**Excerpted data:**
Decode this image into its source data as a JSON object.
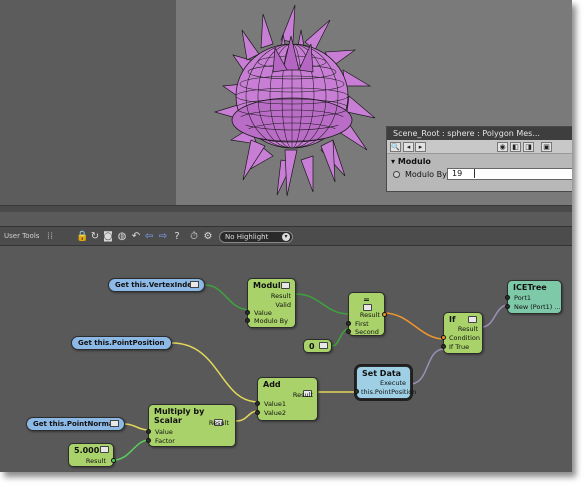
{
  "ppg": {
    "title": "Scene_Root : sphere : Polygon Mes...",
    "section": "Modulo",
    "param_label": "Modulo By",
    "param_value": "19",
    "slider_fraction": 0.21
  },
  "toolbar": {
    "user_tools": "User Tools",
    "highlight": "No Highlight"
  },
  "nodes": {
    "get_vertex": "Get this.VertexIndex",
    "get_pointpos": "Get this.PointPosition",
    "get_pointnormal": "Get this.PointNormal",
    "modulo": {
      "title": "Modulo",
      "out1": "Result",
      "out2": "Valid",
      "in1": "Value",
      "in2": "Modulo By"
    },
    "equal": {
      "title": "=",
      "out": "Result",
      "in1": "First",
      "in2": "Second"
    },
    "zero": {
      "value": "0"
    },
    "if": {
      "title": "If",
      "out": "Result",
      "in1": "Condition",
      "in2": "If True"
    },
    "icetree": {
      "title": "ICETree",
      "in1": "Port1",
      "in2": "New (Port1) ..."
    },
    "setdata": {
      "title": "Set Data",
      "out": "Execute",
      "in1": "this.PointPosition"
    },
    "add": {
      "title": "Add",
      "out": "Result",
      "in1": "Value1",
      "in2": "Value2"
    },
    "multiply": {
      "title": "Multiply by Scalar",
      "out": "Result",
      "in1": "Value",
      "in2": "Factor"
    },
    "scalar": {
      "value": "5.000",
      "out": "Result"
    }
  },
  "colors": {
    "node_green": "#a9d26a",
    "node_blue": "#8db9e6",
    "node_cyan": "#9ecfe4",
    "node_teal": "#7ec9a8",
    "mesh_purple": "#c77ed4",
    "wire_orange": "#f0962c",
    "wire_yellow": "#e3d85a",
    "wire_green": "#3ea33e"
  }
}
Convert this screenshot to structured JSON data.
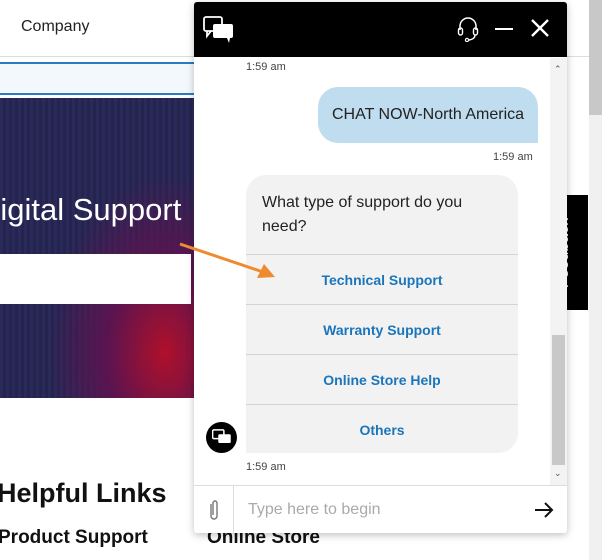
{
  "nav": {
    "company": "Company"
  },
  "hero": {
    "title": "Digital Support"
  },
  "sections": {
    "helpful": "Helpful Links",
    "product_support": "Product Support",
    "online_store": "Online Store"
  },
  "feedback": "Feedback",
  "chat": {
    "top_timestamp": "1:59 am",
    "user_message": "CHAT NOW-North America",
    "user_timestamp": "1:59 am",
    "bot_question": "What type of support do you need?",
    "options": [
      "Technical Support",
      "Warranty Support",
      "Online Store Help",
      "Others"
    ],
    "bot_timestamp": "1:59 am",
    "input_placeholder": "Type here to begin"
  },
  "colors": {
    "accent": "#1b75bb",
    "user_bubble": "#c0dcef",
    "arrow": "#f08a30"
  },
  "icons": {
    "header_left": "chat-bubbles-icon",
    "headset": "headset-icon",
    "minimize": "minimize-icon",
    "close": "close-icon",
    "attach": "paperclip-icon",
    "send": "arrow-right-icon"
  }
}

**The problem:** Pull out all lines containing "Store".

**Full solution:**
    "online_store": "Online Store"
      "Online Store Help",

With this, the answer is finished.